Locate the word "more" in the material, then show every line that holds it.

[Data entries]
◆ ◆ ◆ ◆
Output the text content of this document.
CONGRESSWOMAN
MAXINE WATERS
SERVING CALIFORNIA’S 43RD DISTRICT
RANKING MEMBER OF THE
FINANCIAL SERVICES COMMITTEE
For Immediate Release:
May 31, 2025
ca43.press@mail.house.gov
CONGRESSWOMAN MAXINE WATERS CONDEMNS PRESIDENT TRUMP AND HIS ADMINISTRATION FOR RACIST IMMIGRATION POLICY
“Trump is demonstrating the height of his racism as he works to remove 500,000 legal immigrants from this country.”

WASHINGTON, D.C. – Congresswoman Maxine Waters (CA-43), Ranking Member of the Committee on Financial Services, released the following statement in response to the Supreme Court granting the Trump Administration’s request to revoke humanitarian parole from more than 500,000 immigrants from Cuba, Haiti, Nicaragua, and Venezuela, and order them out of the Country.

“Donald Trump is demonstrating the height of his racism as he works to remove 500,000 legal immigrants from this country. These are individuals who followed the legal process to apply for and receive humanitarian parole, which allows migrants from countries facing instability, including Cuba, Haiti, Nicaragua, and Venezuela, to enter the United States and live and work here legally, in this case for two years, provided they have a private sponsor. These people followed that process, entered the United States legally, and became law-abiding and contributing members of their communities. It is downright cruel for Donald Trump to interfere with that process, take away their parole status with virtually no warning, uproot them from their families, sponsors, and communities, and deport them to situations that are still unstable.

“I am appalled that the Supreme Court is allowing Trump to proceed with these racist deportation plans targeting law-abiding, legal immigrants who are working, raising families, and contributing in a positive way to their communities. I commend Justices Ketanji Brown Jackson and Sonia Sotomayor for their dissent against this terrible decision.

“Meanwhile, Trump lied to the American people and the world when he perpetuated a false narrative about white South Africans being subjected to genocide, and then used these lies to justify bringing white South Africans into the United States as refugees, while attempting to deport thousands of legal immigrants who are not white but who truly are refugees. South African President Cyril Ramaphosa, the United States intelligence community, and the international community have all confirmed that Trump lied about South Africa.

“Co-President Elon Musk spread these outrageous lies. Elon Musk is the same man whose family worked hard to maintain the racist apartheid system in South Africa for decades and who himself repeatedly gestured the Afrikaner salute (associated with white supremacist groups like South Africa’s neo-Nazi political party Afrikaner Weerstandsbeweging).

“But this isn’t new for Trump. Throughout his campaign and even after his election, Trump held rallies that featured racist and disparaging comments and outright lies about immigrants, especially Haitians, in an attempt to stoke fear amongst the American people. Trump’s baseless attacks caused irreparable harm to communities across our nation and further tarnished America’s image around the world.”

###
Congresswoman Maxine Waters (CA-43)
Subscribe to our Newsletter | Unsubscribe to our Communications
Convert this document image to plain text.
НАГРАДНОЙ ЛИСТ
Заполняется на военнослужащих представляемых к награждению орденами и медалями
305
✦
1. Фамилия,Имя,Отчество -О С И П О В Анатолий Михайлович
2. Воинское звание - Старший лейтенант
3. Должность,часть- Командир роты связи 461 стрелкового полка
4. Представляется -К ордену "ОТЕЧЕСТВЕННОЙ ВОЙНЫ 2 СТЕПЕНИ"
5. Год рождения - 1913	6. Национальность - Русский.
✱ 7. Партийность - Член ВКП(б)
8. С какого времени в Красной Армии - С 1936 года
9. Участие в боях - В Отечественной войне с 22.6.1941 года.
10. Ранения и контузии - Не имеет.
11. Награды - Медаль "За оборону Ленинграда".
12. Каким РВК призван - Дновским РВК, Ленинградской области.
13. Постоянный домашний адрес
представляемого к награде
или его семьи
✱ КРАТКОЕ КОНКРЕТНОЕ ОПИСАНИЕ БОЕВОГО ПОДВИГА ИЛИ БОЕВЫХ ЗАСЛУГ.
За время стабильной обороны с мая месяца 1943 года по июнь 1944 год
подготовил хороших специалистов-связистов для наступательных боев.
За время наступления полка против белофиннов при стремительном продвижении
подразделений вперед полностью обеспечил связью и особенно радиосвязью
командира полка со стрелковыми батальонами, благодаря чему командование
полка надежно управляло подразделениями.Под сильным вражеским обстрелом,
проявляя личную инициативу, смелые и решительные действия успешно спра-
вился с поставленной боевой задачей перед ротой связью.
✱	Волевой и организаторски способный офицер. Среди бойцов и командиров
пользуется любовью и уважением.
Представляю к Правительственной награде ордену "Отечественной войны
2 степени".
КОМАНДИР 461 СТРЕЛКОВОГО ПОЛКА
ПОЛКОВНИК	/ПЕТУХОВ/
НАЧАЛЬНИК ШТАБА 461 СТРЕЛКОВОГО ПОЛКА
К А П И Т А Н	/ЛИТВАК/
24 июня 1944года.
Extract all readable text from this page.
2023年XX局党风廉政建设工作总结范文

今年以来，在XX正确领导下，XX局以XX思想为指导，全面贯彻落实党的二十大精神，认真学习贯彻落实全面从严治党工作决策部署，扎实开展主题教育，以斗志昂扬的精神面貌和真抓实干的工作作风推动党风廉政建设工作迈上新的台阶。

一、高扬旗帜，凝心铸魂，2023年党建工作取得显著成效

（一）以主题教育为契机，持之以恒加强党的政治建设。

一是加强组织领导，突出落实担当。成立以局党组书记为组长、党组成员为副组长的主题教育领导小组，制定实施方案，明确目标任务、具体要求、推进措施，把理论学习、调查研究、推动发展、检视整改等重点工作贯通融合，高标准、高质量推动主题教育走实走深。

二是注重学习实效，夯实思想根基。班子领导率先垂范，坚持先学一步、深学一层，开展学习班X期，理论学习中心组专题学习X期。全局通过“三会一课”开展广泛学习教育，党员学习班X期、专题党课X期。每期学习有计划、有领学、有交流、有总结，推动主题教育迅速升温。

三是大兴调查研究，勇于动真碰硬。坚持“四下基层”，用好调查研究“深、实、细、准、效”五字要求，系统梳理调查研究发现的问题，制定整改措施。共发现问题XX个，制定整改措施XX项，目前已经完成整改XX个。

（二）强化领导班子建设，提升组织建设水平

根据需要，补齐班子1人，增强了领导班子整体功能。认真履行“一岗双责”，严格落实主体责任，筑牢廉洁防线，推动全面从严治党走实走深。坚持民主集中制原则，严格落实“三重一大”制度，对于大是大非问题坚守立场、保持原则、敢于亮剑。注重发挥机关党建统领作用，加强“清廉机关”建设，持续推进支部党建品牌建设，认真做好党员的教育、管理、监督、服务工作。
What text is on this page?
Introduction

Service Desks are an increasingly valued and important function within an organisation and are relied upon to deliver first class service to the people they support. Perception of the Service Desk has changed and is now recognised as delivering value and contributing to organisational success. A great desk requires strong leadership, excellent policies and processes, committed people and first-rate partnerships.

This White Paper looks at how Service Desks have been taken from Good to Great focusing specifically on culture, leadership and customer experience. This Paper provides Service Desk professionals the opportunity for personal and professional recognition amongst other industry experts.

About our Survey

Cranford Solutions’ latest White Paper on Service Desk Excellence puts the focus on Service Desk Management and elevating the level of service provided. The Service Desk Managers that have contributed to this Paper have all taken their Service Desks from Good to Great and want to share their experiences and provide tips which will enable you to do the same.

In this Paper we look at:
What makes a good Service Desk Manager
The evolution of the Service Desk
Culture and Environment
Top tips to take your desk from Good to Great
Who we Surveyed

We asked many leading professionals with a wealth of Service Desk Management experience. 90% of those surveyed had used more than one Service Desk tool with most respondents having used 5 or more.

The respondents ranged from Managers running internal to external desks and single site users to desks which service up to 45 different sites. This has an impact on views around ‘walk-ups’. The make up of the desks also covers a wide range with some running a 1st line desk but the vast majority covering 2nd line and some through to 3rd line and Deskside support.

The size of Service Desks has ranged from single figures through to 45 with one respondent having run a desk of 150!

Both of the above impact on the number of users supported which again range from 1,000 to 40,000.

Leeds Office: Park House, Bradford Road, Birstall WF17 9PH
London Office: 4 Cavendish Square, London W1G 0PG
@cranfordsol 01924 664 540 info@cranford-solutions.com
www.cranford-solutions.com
◆ ◆ ◆ ◆
▶ _Response for this exercise_
WASHINGTON, D.C. – Congresswoman Maxine Waters (CA-43), Ranking Member of the Committee on Financial Services, released the following statement in response to the Supreme Court granting the Trump Administration’s request to revoke humanitarian parole from more than 500,000 immigrants from Cuba, Haiti, Nicaragua, and Venezuela, and order them out of the Country.
We asked many leading professionals with a wealth of Service Desk Management experience. 90% of those surveyed had used more than one Service Desk tool with most respondents having used 5 or more.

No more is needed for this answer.